# WHAT YOU NEED TO DO
State only how many lines contain the string "linear".
— start of DATA SECTION —
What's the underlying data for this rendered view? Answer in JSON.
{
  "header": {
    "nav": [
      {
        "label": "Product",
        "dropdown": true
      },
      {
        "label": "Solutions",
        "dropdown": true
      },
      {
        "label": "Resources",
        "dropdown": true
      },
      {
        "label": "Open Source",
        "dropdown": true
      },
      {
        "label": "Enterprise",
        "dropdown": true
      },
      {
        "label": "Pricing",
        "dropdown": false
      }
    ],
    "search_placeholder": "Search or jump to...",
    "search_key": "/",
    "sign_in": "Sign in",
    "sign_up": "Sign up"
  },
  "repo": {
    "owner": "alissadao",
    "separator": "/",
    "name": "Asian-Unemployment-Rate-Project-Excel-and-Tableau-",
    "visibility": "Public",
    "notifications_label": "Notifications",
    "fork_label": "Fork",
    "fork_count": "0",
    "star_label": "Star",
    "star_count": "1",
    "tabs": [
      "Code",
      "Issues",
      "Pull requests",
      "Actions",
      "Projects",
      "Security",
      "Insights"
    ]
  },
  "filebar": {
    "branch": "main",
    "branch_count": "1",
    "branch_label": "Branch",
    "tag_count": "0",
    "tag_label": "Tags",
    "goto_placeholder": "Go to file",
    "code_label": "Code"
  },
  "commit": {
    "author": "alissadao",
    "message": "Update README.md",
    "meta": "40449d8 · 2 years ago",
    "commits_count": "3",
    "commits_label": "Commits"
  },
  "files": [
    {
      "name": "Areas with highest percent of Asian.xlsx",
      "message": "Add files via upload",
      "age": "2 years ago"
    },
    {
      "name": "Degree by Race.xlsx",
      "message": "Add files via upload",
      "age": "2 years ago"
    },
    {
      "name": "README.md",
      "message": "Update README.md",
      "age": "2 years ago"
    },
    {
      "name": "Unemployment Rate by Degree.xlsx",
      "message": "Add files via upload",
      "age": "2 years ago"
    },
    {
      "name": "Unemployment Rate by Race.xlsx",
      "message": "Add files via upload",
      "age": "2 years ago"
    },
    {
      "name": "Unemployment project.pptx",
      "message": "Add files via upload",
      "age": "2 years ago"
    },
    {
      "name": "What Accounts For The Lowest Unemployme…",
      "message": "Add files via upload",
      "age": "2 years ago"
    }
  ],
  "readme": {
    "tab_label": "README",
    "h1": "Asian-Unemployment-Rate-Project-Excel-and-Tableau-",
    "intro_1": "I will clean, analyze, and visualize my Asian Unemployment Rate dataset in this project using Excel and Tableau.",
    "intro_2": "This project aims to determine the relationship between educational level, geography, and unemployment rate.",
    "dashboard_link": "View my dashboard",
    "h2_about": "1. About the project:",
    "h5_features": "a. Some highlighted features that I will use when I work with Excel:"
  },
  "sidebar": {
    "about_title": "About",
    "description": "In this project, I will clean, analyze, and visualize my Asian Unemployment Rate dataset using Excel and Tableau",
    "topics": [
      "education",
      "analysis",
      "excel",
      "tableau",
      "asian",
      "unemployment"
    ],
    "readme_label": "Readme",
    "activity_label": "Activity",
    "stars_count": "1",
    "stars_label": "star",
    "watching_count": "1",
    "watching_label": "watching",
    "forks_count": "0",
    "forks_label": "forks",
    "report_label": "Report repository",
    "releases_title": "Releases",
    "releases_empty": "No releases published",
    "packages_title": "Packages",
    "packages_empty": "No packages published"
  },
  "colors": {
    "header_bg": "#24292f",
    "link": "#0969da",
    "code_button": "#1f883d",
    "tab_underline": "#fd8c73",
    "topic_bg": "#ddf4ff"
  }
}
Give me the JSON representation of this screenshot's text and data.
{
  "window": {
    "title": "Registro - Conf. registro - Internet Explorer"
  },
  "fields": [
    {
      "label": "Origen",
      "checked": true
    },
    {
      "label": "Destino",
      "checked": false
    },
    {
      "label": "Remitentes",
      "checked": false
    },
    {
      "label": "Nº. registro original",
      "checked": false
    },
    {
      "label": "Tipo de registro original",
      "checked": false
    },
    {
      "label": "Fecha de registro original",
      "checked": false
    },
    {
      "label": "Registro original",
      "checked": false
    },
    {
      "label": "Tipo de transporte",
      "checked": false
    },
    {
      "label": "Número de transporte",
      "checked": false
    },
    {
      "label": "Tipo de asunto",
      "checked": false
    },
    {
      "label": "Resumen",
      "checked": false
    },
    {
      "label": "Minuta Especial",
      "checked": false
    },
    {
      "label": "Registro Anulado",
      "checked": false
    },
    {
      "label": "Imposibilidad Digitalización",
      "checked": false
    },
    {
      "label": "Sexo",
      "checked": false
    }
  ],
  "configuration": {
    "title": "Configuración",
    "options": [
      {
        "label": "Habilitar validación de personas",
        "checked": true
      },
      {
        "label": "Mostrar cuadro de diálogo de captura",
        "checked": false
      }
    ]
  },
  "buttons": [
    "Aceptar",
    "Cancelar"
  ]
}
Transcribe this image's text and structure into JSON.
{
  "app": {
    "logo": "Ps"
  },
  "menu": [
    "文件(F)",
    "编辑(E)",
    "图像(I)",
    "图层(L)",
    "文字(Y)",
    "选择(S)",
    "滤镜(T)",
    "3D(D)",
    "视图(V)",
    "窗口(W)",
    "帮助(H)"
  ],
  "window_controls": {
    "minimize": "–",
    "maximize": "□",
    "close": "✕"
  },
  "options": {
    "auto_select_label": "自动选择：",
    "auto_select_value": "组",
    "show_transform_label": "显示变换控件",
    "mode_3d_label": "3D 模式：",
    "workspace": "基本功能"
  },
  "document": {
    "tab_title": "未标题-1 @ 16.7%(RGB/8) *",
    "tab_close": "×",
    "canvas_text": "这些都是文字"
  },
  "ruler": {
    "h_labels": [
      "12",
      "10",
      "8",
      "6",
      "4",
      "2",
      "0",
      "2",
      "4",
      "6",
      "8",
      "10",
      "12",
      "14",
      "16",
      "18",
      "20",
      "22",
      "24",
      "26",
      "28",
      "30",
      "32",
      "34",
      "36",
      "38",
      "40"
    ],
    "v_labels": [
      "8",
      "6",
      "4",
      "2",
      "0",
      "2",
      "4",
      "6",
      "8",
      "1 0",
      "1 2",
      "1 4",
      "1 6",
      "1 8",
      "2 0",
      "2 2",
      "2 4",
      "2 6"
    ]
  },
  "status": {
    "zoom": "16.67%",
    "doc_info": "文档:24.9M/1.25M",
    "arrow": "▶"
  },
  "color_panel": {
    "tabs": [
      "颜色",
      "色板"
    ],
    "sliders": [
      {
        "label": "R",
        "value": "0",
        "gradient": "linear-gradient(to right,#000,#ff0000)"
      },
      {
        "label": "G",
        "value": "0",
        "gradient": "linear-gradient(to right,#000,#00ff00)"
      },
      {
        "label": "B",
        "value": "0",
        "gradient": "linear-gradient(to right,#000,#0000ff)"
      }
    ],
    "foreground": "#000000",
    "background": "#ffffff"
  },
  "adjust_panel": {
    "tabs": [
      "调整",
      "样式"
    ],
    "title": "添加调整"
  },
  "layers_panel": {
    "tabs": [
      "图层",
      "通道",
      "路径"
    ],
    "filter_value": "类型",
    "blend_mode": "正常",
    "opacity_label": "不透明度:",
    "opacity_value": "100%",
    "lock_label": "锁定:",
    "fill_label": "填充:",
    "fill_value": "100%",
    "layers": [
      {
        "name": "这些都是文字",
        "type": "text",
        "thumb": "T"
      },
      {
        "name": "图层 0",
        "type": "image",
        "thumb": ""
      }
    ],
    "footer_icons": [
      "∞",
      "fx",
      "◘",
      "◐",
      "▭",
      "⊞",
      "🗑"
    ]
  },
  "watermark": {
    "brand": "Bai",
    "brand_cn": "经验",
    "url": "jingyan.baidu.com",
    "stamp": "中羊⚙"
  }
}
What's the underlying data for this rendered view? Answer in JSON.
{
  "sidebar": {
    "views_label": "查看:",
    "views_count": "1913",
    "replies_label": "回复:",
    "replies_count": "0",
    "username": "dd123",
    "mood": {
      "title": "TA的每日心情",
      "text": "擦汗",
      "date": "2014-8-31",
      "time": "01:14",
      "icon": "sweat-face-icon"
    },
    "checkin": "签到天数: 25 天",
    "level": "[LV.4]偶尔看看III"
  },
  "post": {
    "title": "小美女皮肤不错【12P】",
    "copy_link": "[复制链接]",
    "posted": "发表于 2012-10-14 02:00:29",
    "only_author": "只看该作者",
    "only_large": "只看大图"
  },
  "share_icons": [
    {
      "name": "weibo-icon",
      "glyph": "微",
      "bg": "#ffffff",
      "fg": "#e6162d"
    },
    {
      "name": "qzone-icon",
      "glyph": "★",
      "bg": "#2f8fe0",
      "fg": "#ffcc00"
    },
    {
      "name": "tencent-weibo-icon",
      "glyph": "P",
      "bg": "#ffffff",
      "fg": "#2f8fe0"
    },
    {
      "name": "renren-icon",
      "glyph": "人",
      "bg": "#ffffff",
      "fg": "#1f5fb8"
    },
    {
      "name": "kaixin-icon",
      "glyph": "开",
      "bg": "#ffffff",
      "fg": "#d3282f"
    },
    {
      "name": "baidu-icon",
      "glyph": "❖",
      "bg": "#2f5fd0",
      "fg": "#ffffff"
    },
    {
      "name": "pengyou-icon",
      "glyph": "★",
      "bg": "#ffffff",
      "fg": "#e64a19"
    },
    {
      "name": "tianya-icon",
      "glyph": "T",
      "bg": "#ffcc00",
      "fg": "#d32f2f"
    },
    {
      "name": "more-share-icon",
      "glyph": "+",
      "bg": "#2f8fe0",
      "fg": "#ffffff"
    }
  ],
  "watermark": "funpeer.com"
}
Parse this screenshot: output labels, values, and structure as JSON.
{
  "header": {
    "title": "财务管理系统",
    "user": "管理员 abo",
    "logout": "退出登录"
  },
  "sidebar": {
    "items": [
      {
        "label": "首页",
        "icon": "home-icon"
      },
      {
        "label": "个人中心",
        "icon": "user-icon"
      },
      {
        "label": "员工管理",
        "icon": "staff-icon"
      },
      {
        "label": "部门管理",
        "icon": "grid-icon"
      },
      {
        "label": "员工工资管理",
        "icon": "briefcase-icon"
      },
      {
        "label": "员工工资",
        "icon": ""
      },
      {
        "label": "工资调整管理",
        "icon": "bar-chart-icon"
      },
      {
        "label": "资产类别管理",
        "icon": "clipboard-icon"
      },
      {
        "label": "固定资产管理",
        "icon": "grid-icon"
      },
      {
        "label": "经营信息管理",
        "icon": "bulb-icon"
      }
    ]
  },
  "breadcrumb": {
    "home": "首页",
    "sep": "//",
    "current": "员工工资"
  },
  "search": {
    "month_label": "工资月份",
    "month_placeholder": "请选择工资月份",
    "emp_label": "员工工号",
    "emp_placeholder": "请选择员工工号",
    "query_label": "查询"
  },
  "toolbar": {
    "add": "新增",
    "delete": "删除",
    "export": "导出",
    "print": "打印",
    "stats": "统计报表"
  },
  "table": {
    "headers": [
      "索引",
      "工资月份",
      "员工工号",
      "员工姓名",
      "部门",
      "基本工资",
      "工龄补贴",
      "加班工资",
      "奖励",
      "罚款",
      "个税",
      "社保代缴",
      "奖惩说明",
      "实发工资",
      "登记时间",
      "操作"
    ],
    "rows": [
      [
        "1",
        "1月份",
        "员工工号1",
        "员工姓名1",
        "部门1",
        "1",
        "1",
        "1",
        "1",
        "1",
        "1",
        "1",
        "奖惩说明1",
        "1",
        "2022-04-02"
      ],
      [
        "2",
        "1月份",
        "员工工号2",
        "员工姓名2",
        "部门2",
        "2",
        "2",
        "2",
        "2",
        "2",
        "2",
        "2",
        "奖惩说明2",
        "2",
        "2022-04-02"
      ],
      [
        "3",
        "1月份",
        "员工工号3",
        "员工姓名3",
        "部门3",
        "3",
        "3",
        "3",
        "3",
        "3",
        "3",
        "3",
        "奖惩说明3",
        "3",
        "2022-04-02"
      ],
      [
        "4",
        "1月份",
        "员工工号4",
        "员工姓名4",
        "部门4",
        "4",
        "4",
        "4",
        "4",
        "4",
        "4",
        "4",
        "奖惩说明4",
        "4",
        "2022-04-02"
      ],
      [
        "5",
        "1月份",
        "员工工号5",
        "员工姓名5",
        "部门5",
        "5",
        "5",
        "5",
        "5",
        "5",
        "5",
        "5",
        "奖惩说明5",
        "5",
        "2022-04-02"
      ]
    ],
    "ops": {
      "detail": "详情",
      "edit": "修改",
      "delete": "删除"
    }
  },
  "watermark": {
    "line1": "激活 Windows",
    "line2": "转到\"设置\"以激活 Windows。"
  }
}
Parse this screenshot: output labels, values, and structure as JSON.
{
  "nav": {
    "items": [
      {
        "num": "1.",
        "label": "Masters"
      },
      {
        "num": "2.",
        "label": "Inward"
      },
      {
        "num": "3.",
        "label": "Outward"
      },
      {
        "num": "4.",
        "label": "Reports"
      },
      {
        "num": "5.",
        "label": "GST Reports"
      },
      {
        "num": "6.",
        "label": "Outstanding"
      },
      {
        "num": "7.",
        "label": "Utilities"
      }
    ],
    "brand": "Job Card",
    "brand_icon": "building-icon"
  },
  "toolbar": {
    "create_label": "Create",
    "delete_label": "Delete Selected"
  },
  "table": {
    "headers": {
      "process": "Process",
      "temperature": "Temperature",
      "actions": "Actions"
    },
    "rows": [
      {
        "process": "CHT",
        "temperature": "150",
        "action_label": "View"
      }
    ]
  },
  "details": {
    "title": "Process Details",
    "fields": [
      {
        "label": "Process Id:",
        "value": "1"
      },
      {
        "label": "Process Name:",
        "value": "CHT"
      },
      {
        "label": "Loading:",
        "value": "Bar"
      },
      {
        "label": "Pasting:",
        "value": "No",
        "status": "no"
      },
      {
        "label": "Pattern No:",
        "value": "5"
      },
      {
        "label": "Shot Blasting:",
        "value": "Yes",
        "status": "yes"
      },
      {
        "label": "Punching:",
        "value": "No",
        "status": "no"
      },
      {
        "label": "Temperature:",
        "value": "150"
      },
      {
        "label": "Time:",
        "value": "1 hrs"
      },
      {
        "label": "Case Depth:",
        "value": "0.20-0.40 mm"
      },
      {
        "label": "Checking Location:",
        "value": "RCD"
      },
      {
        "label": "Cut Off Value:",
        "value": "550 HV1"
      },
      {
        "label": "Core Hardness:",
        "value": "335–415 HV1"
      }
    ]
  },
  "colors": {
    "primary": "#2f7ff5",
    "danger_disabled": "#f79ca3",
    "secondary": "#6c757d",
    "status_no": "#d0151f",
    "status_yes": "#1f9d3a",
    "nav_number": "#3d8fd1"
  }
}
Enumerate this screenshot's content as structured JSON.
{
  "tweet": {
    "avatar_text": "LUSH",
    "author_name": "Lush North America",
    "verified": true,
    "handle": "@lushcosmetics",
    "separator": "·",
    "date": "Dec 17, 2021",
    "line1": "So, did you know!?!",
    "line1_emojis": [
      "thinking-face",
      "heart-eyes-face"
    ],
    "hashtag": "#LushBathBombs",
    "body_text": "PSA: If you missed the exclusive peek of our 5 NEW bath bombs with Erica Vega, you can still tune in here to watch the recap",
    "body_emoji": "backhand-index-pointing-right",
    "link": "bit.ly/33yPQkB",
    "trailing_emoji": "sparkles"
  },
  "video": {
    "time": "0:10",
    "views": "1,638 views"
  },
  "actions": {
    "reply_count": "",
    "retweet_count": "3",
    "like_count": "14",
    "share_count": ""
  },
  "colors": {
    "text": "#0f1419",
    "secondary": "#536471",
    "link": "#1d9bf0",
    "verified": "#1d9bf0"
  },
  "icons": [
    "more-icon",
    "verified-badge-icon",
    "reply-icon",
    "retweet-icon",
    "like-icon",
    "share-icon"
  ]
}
— end of DATA SECTION —
# SOLUTION BELOW
3